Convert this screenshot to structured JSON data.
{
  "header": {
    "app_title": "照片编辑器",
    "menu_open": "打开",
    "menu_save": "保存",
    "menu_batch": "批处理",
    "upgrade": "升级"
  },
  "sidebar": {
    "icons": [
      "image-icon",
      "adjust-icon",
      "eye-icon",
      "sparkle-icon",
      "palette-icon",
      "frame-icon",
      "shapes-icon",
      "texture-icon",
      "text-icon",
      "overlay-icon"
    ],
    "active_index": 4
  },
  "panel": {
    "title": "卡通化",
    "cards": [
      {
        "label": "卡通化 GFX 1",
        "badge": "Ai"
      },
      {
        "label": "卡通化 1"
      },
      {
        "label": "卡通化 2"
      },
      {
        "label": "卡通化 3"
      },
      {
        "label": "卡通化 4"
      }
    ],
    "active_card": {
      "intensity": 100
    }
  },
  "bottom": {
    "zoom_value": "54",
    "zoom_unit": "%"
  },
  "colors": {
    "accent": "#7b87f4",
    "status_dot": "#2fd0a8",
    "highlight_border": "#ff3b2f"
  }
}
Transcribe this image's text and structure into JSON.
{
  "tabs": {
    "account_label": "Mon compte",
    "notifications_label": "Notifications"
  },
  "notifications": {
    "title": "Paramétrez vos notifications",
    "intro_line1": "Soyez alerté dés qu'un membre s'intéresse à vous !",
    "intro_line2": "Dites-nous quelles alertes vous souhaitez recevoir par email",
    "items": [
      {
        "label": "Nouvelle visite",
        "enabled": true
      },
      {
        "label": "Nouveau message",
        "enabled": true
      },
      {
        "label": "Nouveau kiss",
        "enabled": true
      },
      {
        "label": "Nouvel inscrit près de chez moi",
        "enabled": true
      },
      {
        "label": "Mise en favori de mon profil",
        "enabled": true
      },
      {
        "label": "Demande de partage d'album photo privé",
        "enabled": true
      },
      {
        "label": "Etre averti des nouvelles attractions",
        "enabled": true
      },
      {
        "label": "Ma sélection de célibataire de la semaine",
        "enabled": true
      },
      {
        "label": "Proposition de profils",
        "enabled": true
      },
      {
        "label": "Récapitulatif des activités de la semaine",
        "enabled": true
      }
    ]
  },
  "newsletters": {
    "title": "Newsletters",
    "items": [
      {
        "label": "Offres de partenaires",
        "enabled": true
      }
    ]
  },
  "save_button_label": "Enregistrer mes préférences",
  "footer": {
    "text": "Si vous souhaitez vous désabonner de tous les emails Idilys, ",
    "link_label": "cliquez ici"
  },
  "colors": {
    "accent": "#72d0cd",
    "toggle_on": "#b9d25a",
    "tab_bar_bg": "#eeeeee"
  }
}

....

### What you are asked to do
Pick out and copy the lines of the material that include the word "vous".

### Written reply
    "intro_line1": "Soyez alerté dés qu'un membre s'intéresse à vous !",
    "intro_line2": "Dites-nous quelles alertes vous souhaitez recevoir par email",
    "text": "Si vous souhaitez vous désabonner de tous les emails Idilys, ",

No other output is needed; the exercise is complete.